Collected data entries
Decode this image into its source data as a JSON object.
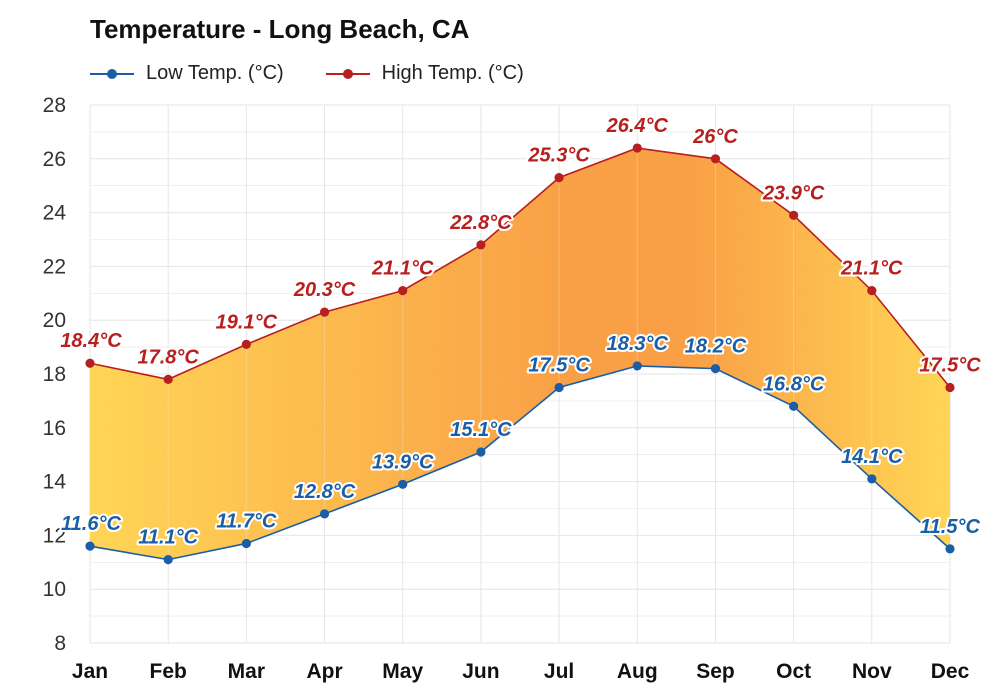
{
  "page": {
    "title": "Temperature - Long Beach, CA"
  },
  "legend": {
    "low_label": "Low Temp. (°C)",
    "high_label": "High Temp. (°C)"
  },
  "colors": {
    "low": "#1a5ea8",
    "high": "#b81f1f",
    "fill_cool": "#ffd34d",
    "fill_warm": "#f99b3c",
    "grid": "#e6e6e6"
  },
  "chart_data": {
    "type": "line",
    "title": "Temperature - Long Beach, CA",
    "categories": [
      "Jan",
      "Feb",
      "Mar",
      "Apr",
      "May",
      "Jun",
      "Jul",
      "Aug",
      "Sep",
      "Oct",
      "Nov",
      "Dec"
    ],
    "series": [
      {
        "name": "Low Temp. (°C)",
        "values": [
          11.6,
          11.1,
          11.7,
          12.8,
          13.9,
          15.1,
          17.5,
          18.3,
          18.2,
          16.8,
          14.1,
          11.5
        ],
        "labels": [
          "11.6°C",
          "11.1°C",
          "11.7°C",
          "12.8°C",
          "13.9°C",
          "15.1°C",
          "17.5°C",
          "18.3°C",
          "18.2°C",
          "16.8°C",
          "14.1°C",
          "11.5°C"
        ]
      },
      {
        "name": "High Temp. (°C)",
        "values": [
          18.4,
          17.8,
          19.1,
          20.3,
          21.1,
          22.8,
          25.3,
          26.4,
          26.0,
          23.9,
          21.1,
          17.5
        ],
        "labels": [
          "18.4°C",
          "17.8°C",
          "19.1°C",
          "20.3°C",
          "21.1°C",
          "22.8°C",
          "25.3°C",
          "26.4°C",
          "26°C",
          "23.9°C",
          "21.1°C",
          "17.5°C"
        ]
      }
    ],
    "ylim": [
      8,
      28
    ],
    "yticks": [
      8,
      10,
      12,
      14,
      16,
      18,
      20,
      22,
      24,
      26,
      28
    ],
    "grid": true,
    "legend_position": "top-left",
    "area_between_series": true
  }
}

| WHAT TO DO |
Without the pictures, reproduce every line of the records above exactly.

| PROBLEM SOLUTION |
Decode this image into its source data as a JSON object.
{
  "page": {
    "title": "Temperature - Long Beach, CA"
  },
  "legend": {
    "low_label": "Low Temp. (°C)",
    "high_label": "High Temp. (°C)"
  },
  "colors": {
    "low": "#1a5ea8",
    "high": "#b81f1f",
    "fill_cool": "#ffd34d",
    "fill_warm": "#f99b3c",
    "grid": "#e6e6e6"
  },
  "chart_data": {
    "type": "line",
    "title": "Temperature - Long Beach, CA",
    "categories": [
      "Jan",
      "Feb",
      "Mar",
      "Apr",
      "May",
      "Jun",
      "Jul",
      "Aug",
      "Sep",
      "Oct",
      "Nov",
      "Dec"
    ],
    "series": [
      {
        "name": "Low Temp. (°C)",
        "values": [
          11.6,
          11.1,
          11.7,
          12.8,
          13.9,
          15.1,
          17.5,
          18.3,
          18.2,
          16.8,
          14.1,
          11.5
        ],
        "labels": [
          "11.6°C",
          "11.1°C",
          "11.7°C",
          "12.8°C",
          "13.9°C",
          "15.1°C",
          "17.5°C",
          "18.3°C",
          "18.2°C",
          "16.8°C",
          "14.1°C",
          "11.5°C"
        ]
      },
      {
        "name": "High Temp. (°C)",
        "values": [
          18.4,
          17.8,
          19.1,
          20.3,
          21.1,
          22.8,
          25.3,
          26.4,
          26.0,
          23.9,
          21.1,
          17.5
        ],
        "labels": [
          "18.4°C",
          "17.8°C",
          "19.1°C",
          "20.3°C",
          "21.1°C",
          "22.8°C",
          "25.3°C",
          "26.4°C",
          "26°C",
          "23.9°C",
          "21.1°C",
          "17.5°C"
        ]
      }
    ],
    "ylim": [
      8,
      28
    ],
    "yticks": [
      8,
      10,
      12,
      14,
      16,
      18,
      20,
      22,
      24,
      26,
      28
    ],
    "grid": true,
    "legend_position": "top-left",
    "area_between_series": true
  }
}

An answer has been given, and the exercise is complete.